Part of a data file:
****************************************

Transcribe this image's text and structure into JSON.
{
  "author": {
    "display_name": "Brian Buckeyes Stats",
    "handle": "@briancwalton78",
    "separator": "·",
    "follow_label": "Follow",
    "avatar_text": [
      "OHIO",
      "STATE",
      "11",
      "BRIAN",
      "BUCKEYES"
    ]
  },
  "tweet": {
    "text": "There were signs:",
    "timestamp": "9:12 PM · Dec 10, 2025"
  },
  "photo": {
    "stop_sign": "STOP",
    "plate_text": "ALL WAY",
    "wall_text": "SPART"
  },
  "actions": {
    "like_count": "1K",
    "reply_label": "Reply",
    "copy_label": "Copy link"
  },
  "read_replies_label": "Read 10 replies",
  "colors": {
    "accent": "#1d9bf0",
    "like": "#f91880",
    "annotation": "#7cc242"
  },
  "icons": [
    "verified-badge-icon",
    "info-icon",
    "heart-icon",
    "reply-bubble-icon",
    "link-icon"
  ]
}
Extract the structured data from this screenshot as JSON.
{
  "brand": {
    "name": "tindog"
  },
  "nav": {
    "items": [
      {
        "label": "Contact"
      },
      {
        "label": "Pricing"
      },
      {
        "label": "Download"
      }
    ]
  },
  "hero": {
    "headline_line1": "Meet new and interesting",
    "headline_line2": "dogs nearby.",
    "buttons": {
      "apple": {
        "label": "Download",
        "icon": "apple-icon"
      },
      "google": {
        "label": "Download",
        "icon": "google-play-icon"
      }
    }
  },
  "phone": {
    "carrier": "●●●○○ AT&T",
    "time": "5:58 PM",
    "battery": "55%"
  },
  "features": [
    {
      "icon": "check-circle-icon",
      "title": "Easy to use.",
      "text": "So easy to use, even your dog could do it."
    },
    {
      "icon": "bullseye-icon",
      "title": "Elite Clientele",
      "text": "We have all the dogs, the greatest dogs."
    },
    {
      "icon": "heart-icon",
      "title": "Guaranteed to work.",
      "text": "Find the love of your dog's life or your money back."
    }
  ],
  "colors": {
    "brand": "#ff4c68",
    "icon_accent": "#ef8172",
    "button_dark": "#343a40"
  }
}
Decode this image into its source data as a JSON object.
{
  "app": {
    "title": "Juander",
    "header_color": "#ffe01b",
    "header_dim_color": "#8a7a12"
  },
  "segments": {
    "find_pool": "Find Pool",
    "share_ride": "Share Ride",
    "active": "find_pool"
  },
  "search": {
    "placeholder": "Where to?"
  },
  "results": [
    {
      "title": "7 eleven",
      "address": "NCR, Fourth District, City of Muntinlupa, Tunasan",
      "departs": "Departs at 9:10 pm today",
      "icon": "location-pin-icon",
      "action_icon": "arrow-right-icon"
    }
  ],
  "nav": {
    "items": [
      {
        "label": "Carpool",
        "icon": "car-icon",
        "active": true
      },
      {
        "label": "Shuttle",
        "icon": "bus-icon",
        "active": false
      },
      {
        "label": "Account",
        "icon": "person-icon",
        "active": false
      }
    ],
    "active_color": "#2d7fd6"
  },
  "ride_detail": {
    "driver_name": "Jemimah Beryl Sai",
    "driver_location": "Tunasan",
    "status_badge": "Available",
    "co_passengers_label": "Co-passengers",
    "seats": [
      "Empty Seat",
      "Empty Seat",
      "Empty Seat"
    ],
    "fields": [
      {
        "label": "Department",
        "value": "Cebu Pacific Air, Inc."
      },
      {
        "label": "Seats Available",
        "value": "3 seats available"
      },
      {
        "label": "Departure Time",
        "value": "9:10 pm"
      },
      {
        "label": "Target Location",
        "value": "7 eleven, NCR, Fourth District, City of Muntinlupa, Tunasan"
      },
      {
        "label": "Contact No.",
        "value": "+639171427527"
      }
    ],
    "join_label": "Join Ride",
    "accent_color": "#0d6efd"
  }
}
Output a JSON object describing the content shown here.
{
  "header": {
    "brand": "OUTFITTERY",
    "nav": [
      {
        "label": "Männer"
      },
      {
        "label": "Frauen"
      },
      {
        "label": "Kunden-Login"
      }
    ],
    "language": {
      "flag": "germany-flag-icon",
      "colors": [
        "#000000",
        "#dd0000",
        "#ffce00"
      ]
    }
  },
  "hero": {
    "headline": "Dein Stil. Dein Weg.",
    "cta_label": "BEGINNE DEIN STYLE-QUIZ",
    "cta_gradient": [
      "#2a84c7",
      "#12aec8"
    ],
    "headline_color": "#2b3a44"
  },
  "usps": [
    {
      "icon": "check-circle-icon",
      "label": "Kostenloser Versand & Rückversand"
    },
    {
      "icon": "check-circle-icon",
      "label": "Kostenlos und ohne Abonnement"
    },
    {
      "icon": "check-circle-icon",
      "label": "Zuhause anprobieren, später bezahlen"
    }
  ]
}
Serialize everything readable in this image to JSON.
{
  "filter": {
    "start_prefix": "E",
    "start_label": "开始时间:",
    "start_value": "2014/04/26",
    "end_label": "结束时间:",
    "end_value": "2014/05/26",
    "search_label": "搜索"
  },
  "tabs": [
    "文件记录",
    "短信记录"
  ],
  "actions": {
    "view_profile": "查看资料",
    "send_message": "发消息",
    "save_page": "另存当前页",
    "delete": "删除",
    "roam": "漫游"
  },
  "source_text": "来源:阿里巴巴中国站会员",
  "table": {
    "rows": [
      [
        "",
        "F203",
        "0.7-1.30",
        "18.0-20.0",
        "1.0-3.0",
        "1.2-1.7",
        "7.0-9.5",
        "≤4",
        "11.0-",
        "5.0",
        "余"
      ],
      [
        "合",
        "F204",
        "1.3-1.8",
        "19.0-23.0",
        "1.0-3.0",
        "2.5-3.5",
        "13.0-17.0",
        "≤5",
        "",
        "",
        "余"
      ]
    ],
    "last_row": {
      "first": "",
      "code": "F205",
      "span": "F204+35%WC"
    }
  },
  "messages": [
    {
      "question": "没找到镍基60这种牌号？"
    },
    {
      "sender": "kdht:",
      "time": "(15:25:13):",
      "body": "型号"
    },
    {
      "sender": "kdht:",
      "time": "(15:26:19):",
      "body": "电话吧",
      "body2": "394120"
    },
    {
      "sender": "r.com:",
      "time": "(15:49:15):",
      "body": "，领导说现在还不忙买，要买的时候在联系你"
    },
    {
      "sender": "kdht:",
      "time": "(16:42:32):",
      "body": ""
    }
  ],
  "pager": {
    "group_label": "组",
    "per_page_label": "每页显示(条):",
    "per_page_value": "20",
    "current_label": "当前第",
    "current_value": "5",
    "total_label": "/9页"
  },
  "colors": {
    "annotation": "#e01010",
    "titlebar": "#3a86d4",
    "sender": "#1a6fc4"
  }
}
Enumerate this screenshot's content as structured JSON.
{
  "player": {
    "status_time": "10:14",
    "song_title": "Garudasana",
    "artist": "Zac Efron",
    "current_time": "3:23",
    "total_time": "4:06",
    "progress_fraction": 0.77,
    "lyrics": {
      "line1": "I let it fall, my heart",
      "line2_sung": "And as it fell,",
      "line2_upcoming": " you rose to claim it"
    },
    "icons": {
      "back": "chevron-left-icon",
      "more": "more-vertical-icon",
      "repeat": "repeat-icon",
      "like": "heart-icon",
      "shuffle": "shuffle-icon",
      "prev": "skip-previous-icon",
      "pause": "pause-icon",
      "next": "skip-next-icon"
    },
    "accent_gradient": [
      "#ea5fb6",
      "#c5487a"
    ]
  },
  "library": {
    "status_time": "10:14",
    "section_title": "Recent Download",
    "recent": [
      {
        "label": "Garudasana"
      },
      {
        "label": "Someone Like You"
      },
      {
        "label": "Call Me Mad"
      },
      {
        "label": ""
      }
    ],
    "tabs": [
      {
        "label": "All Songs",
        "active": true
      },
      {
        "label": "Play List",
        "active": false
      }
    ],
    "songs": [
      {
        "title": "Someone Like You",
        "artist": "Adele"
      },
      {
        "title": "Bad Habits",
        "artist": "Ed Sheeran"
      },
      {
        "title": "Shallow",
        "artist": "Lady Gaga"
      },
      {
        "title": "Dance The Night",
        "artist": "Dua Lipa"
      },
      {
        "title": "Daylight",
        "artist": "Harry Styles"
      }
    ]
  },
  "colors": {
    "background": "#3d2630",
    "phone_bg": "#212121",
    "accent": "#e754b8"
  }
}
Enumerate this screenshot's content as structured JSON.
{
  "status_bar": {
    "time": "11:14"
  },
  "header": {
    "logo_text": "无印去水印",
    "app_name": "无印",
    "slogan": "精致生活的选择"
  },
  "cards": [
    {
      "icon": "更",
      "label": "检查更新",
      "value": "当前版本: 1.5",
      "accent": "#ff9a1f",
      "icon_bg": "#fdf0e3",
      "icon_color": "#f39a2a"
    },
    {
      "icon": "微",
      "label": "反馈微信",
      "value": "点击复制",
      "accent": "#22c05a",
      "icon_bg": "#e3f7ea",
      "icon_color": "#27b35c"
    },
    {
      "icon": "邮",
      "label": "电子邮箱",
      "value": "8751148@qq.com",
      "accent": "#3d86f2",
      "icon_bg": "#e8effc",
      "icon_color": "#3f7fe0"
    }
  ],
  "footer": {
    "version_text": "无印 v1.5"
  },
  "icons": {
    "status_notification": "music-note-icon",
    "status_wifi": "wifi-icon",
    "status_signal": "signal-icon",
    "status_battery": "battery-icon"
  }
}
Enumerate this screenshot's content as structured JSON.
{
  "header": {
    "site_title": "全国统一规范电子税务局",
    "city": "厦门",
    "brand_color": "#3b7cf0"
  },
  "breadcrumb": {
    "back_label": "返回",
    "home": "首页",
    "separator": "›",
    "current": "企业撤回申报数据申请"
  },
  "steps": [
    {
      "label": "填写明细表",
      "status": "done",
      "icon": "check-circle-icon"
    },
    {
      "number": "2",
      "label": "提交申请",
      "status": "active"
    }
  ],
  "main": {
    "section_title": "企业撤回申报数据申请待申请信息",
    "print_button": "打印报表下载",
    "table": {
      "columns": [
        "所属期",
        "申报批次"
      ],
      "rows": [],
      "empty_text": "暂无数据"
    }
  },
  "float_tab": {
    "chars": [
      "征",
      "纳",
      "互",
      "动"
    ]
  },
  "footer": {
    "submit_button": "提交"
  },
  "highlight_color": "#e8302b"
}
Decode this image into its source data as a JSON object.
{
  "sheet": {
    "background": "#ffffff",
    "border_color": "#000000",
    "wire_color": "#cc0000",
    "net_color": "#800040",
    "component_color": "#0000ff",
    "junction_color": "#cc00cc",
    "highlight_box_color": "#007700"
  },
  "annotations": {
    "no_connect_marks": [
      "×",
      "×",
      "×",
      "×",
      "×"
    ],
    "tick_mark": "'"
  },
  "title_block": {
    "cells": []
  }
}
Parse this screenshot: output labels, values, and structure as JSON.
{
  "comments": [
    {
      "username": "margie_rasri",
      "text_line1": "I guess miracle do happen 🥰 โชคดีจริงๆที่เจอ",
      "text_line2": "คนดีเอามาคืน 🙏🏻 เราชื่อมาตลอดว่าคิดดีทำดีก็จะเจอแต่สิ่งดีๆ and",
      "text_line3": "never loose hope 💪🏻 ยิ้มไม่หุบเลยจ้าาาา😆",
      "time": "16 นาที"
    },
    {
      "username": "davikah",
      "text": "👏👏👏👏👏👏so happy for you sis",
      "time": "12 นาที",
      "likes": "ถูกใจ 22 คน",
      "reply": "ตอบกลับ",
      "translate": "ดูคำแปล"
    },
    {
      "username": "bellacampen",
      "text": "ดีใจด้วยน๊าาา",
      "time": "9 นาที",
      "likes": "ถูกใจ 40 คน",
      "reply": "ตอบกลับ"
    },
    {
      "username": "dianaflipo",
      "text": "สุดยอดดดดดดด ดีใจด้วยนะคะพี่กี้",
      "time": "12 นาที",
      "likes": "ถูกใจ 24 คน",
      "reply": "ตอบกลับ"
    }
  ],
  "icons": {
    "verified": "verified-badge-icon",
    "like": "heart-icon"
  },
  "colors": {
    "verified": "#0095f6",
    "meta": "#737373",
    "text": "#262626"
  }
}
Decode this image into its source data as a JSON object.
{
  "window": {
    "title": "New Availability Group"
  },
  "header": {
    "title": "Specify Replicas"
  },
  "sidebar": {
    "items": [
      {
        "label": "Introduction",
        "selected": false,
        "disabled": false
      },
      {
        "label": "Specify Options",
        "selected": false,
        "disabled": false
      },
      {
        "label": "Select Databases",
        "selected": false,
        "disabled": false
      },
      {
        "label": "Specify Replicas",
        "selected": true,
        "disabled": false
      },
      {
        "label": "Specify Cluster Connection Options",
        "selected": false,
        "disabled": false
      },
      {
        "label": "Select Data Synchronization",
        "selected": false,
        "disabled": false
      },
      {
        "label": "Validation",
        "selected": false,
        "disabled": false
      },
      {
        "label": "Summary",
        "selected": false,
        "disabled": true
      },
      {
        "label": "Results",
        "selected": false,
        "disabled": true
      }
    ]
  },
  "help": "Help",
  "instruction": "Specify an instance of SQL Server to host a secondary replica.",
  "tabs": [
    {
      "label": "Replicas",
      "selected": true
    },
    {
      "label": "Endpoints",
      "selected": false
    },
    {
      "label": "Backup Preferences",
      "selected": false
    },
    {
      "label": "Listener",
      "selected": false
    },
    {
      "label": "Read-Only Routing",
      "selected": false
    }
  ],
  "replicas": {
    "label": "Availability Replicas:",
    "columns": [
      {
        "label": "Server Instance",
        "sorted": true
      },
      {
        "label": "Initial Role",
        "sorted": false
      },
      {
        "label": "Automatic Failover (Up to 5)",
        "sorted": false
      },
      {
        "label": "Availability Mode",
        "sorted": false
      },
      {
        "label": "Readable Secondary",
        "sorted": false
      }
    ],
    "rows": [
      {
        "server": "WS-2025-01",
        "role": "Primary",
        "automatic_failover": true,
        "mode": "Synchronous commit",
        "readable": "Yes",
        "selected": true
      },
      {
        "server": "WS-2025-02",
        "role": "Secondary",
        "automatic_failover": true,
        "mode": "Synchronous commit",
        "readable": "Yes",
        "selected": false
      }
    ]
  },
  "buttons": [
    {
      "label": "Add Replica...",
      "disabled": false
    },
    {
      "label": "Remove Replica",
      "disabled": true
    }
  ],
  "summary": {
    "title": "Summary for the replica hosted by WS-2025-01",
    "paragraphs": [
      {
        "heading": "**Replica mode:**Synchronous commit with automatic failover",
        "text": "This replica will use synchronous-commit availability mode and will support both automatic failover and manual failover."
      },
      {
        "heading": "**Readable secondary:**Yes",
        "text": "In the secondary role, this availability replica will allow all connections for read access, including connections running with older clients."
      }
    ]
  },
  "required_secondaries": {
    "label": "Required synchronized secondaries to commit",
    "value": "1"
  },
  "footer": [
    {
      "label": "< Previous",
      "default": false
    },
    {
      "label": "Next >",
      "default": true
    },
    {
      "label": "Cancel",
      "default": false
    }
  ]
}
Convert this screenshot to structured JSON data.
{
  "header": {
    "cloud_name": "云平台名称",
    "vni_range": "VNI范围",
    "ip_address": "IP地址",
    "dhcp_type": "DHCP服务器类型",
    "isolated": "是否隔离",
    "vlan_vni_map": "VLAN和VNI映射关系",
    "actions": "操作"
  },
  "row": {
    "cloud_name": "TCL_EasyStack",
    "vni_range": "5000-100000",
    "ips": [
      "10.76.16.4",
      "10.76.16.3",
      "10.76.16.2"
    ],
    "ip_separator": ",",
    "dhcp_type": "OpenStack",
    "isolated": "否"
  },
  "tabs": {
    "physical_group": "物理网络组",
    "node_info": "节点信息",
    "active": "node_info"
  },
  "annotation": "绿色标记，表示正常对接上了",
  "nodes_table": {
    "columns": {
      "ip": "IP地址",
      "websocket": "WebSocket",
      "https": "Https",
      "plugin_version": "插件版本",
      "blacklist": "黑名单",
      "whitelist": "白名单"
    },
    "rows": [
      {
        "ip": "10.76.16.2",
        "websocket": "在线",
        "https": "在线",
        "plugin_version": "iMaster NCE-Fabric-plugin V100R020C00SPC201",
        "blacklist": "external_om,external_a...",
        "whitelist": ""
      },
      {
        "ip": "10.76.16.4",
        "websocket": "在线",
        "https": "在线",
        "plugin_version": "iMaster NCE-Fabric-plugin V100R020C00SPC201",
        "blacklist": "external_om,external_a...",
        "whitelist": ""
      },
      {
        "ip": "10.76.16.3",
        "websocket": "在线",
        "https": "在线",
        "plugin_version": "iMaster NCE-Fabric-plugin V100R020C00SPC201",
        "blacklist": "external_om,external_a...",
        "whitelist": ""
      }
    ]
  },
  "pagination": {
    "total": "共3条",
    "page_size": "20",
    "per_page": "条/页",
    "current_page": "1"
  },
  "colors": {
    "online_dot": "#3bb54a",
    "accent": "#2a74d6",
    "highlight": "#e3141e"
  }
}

****************************************

TO BE DONE: Gather each line from the listing above that holds "Muntinlupa".

SOLUTION TO THIS PROBLEM:
      "address": "NCR, Fourth District, City of Muntinlupa, Tunasan",
        "value": "7 eleven, NCR, Fourth District, City of Muntinlupa, Tunasan"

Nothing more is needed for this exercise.